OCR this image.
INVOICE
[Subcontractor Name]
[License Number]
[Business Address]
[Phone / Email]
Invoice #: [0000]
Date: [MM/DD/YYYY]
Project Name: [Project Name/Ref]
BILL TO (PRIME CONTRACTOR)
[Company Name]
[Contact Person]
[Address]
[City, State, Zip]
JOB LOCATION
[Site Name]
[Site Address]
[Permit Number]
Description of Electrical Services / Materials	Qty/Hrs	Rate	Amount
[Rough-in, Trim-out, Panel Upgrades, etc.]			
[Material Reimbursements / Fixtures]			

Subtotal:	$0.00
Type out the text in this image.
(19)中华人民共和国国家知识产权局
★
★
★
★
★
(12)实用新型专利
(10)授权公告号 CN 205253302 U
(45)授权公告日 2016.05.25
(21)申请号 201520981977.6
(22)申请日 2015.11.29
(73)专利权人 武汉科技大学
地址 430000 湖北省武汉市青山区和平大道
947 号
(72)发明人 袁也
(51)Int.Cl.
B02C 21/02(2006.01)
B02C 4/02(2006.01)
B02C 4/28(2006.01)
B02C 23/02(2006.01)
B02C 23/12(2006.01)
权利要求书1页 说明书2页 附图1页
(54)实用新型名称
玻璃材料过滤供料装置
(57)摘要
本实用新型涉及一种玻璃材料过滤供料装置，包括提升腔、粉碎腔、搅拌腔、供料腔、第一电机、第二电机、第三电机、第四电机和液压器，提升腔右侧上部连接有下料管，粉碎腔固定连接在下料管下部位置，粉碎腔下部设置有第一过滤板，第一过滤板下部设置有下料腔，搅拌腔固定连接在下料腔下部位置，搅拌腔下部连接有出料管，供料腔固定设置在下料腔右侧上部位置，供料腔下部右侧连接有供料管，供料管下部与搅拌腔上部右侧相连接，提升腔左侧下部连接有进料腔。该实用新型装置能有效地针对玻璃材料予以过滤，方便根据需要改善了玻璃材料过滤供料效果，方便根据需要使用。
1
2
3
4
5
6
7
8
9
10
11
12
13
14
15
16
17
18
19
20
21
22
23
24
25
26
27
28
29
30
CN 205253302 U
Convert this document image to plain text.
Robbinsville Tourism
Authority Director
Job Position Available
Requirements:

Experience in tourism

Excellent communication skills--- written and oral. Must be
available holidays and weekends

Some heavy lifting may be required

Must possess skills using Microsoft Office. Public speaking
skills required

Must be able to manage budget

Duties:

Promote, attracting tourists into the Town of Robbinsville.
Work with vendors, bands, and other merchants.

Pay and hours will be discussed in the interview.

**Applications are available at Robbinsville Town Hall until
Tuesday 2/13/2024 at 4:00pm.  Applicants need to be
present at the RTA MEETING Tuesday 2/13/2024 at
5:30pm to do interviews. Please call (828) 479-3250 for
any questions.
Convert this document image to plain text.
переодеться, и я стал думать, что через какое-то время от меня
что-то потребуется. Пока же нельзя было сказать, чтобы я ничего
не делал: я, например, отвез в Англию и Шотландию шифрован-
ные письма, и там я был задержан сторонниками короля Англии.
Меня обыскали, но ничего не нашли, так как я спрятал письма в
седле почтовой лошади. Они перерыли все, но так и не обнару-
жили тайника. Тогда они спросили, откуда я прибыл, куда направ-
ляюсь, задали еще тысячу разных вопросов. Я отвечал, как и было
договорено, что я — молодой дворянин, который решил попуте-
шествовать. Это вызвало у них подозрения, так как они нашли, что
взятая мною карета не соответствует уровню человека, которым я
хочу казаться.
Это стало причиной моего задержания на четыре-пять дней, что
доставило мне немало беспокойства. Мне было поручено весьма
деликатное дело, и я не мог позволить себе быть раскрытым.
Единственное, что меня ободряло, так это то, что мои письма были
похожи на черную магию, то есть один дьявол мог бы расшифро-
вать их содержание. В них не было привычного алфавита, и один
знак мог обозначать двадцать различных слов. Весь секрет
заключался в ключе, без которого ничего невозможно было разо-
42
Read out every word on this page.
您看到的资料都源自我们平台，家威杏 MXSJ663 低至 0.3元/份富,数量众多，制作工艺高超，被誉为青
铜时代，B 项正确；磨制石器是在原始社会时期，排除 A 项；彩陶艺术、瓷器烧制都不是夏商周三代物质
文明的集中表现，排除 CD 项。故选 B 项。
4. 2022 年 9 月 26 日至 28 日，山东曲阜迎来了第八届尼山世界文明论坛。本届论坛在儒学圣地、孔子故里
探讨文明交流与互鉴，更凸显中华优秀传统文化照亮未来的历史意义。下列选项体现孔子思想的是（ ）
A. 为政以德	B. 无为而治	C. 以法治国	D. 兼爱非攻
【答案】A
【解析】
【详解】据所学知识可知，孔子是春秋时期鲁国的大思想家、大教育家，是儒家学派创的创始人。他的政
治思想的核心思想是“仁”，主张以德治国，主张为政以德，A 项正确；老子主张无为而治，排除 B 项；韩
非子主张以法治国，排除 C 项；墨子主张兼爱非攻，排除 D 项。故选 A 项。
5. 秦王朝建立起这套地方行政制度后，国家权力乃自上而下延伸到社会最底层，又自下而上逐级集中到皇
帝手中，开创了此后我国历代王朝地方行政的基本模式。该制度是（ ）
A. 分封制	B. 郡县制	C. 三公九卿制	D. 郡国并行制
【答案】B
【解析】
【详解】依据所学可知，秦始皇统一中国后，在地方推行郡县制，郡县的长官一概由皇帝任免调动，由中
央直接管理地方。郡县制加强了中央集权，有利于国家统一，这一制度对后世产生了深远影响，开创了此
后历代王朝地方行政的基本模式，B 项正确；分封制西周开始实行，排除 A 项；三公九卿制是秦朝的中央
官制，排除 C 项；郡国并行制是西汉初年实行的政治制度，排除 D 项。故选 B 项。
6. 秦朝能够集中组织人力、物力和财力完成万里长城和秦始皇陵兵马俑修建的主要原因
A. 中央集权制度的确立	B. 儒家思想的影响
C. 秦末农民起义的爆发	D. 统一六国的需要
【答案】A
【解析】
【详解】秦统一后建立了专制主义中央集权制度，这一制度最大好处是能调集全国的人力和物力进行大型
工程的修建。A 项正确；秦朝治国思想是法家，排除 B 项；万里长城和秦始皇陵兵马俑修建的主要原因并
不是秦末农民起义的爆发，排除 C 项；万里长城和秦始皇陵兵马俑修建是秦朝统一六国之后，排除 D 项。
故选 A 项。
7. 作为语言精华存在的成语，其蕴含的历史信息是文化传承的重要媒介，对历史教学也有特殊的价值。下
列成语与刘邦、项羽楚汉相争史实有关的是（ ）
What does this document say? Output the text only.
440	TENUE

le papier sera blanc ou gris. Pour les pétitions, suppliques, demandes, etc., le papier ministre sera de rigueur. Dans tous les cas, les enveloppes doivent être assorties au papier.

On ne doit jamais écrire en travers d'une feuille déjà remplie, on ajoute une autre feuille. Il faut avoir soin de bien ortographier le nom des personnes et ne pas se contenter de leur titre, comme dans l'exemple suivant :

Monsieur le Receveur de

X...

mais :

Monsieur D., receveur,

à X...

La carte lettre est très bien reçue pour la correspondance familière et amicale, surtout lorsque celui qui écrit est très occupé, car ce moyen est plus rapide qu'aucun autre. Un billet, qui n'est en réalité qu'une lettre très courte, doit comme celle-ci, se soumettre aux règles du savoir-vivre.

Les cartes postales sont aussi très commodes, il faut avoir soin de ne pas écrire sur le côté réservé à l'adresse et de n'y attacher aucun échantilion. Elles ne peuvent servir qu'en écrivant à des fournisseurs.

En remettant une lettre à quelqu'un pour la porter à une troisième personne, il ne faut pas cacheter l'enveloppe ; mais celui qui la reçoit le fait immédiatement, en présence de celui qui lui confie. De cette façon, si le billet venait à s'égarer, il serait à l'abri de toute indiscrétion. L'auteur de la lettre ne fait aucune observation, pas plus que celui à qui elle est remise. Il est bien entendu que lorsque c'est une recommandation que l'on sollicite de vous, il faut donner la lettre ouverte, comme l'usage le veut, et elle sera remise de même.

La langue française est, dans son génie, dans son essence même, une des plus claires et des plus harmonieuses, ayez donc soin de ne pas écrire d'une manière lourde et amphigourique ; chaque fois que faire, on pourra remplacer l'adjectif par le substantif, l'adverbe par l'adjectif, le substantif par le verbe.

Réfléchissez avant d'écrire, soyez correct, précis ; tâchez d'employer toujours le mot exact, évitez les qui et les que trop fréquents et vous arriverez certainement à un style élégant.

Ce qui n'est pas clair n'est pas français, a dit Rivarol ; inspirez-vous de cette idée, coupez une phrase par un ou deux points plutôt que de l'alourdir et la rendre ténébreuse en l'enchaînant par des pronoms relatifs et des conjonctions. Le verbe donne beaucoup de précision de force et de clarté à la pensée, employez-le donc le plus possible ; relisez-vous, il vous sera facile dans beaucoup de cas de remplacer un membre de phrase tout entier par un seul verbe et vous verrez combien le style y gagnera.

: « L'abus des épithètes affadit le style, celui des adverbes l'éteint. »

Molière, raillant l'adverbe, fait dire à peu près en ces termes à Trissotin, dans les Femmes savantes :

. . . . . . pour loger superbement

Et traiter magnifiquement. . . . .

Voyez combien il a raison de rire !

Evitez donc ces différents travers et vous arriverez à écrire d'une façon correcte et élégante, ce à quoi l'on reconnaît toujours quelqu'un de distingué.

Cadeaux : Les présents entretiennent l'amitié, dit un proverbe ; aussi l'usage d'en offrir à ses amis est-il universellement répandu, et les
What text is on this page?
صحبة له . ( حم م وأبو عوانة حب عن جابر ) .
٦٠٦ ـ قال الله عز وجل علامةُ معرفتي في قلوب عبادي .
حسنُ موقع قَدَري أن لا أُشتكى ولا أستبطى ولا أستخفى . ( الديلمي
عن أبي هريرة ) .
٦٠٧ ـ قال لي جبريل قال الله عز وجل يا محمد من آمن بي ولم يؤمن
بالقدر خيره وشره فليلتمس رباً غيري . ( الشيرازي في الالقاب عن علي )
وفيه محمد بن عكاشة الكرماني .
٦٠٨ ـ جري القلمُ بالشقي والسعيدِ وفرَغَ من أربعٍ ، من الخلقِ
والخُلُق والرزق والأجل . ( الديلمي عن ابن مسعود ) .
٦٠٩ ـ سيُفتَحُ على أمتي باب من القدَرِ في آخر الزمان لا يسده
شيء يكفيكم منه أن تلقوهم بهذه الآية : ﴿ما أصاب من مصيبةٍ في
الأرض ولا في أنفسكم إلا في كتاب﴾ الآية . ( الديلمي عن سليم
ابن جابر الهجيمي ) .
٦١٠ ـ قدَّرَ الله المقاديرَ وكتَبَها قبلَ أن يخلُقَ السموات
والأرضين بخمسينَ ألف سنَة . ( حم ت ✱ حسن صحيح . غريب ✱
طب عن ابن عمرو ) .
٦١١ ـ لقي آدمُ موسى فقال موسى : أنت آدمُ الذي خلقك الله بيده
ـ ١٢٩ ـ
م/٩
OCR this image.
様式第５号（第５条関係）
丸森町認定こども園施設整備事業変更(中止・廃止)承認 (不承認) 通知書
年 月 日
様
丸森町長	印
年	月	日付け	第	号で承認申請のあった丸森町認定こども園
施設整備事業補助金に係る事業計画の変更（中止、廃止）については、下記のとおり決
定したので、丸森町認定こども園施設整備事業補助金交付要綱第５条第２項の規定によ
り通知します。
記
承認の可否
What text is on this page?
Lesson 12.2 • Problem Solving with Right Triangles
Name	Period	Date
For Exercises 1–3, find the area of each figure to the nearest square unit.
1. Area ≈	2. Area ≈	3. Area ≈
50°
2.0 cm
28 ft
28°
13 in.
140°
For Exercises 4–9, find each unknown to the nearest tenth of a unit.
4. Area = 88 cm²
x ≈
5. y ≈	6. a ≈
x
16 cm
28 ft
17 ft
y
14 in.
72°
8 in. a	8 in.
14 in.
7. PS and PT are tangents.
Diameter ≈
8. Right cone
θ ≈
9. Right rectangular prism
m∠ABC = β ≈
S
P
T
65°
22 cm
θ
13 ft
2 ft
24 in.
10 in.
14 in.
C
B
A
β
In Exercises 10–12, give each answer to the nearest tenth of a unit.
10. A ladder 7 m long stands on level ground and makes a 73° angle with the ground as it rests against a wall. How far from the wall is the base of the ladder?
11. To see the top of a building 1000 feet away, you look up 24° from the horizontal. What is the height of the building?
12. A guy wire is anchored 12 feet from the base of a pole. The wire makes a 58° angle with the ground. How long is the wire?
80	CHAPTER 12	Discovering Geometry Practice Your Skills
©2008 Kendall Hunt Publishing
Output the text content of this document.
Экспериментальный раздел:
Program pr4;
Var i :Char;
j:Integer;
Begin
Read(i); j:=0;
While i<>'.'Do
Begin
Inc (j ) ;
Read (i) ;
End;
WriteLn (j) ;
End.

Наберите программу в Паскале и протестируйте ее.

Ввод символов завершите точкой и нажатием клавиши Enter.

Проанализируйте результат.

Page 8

--------------------------------------------------

◆ Brief
From the records given above, copy all lines containing "Address".

◆ Exercise response
[Business Address]
[Address]
[Site Address]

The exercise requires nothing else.